::: Material for this task :::
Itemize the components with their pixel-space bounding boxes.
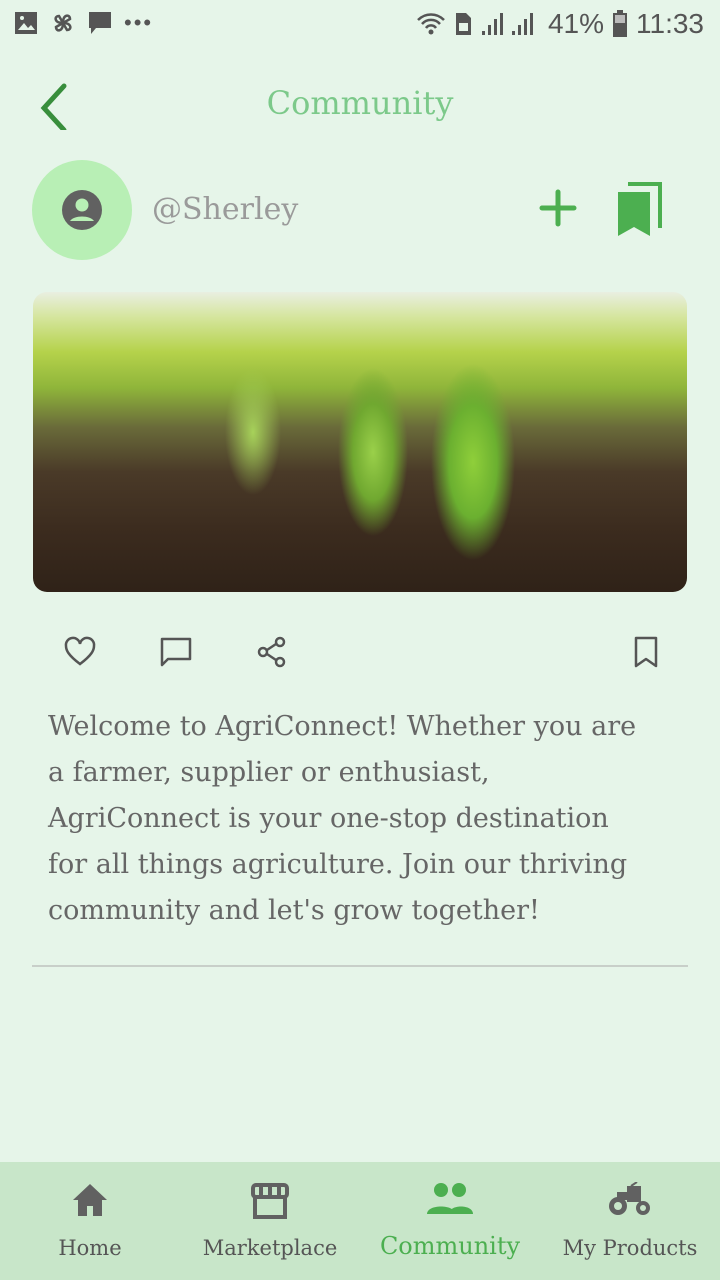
:::
::: Material for this task :::
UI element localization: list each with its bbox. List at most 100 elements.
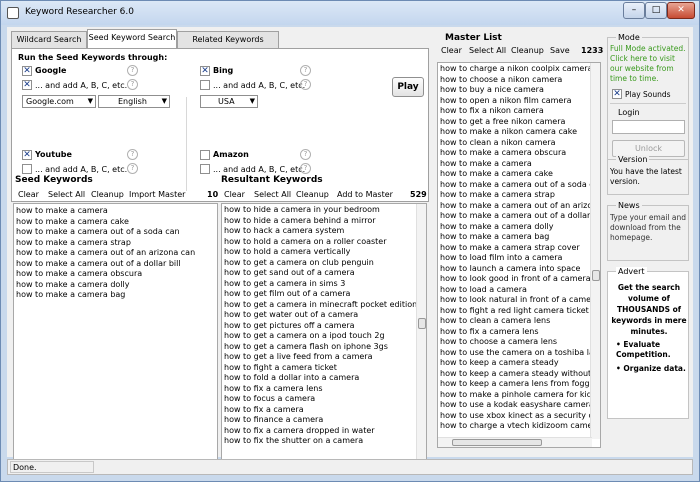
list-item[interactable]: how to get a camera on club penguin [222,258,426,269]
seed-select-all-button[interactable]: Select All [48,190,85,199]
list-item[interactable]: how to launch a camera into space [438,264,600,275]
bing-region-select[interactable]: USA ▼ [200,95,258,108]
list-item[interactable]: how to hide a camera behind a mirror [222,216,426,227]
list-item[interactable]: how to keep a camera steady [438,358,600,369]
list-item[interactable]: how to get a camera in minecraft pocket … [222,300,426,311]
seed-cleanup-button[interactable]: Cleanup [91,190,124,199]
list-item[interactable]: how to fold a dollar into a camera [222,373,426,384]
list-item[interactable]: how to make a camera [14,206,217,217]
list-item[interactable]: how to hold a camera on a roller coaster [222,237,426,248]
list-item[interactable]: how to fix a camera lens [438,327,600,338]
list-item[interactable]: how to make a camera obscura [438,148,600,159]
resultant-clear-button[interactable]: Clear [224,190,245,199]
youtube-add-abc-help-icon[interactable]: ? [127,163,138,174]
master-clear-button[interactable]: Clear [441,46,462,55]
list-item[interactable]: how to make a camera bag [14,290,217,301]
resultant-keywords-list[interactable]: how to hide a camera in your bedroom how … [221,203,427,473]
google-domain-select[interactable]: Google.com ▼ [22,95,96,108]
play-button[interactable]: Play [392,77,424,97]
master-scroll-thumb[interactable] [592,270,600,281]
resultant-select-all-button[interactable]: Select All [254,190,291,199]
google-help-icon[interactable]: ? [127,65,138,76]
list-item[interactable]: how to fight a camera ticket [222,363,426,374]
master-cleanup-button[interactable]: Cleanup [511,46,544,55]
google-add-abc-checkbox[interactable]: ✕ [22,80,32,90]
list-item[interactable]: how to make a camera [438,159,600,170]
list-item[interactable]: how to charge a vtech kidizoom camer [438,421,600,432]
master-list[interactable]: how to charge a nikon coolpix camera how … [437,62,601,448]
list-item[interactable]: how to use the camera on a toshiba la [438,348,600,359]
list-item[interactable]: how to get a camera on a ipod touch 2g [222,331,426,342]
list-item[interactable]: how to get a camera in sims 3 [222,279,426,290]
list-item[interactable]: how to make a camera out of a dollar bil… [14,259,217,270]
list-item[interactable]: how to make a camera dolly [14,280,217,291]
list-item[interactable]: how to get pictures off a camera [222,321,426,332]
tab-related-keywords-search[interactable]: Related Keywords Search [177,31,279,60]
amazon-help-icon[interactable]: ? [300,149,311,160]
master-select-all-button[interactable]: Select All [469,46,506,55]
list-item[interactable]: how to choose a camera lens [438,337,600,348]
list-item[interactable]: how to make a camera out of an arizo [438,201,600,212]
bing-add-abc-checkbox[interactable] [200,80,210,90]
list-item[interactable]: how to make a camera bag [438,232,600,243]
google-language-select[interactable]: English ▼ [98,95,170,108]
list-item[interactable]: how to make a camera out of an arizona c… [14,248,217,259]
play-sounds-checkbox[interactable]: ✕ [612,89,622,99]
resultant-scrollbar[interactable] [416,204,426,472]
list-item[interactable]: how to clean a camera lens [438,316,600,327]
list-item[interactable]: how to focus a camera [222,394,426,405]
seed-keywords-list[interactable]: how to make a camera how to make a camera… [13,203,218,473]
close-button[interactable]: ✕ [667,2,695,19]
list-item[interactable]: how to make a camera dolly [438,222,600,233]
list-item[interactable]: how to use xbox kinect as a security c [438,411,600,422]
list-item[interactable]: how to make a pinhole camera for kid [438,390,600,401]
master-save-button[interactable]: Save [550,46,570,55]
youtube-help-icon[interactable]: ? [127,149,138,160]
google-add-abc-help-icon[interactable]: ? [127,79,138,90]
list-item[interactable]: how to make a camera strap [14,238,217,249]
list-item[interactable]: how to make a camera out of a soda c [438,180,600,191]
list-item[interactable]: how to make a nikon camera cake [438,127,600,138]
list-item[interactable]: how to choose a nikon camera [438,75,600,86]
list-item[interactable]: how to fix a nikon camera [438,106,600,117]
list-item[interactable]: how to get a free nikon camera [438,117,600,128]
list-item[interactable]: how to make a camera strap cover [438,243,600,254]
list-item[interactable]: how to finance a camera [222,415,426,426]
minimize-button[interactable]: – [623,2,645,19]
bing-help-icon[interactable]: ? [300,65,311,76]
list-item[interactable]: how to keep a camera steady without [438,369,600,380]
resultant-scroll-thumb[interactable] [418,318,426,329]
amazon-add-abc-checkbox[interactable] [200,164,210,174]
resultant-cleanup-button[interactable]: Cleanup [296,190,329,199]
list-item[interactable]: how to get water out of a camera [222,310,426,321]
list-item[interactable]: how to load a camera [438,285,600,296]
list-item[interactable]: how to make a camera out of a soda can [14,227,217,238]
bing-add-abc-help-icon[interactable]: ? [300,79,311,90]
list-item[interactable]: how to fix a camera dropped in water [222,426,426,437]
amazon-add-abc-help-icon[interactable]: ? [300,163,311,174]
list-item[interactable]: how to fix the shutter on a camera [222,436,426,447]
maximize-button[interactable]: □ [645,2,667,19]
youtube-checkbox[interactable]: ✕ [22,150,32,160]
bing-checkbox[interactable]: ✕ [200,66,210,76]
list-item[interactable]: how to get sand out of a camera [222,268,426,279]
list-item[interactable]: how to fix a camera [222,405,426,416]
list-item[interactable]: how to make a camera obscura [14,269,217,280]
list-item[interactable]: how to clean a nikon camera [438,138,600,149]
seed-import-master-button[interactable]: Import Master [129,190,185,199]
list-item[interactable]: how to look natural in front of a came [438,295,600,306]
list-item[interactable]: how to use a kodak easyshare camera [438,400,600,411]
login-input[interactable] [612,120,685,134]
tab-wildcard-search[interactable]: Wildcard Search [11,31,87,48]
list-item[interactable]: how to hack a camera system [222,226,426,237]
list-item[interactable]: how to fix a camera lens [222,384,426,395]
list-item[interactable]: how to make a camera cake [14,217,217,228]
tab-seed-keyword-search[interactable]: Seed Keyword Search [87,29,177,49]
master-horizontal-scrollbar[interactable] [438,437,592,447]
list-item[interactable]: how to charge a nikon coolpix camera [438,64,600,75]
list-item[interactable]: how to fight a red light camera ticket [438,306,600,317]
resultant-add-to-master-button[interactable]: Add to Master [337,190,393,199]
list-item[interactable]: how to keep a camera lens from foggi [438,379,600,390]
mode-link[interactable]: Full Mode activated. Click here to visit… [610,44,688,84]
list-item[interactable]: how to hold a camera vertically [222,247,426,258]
:::
**What to do**
Copy out, in full, every line of the material that contains the word "choose".

**Solution to the exercise**
list-item[interactable]: how to choose a camera lens [438,337,600,348]
list-item[interactable]: how to choose a nikon camera [438,75,600,86]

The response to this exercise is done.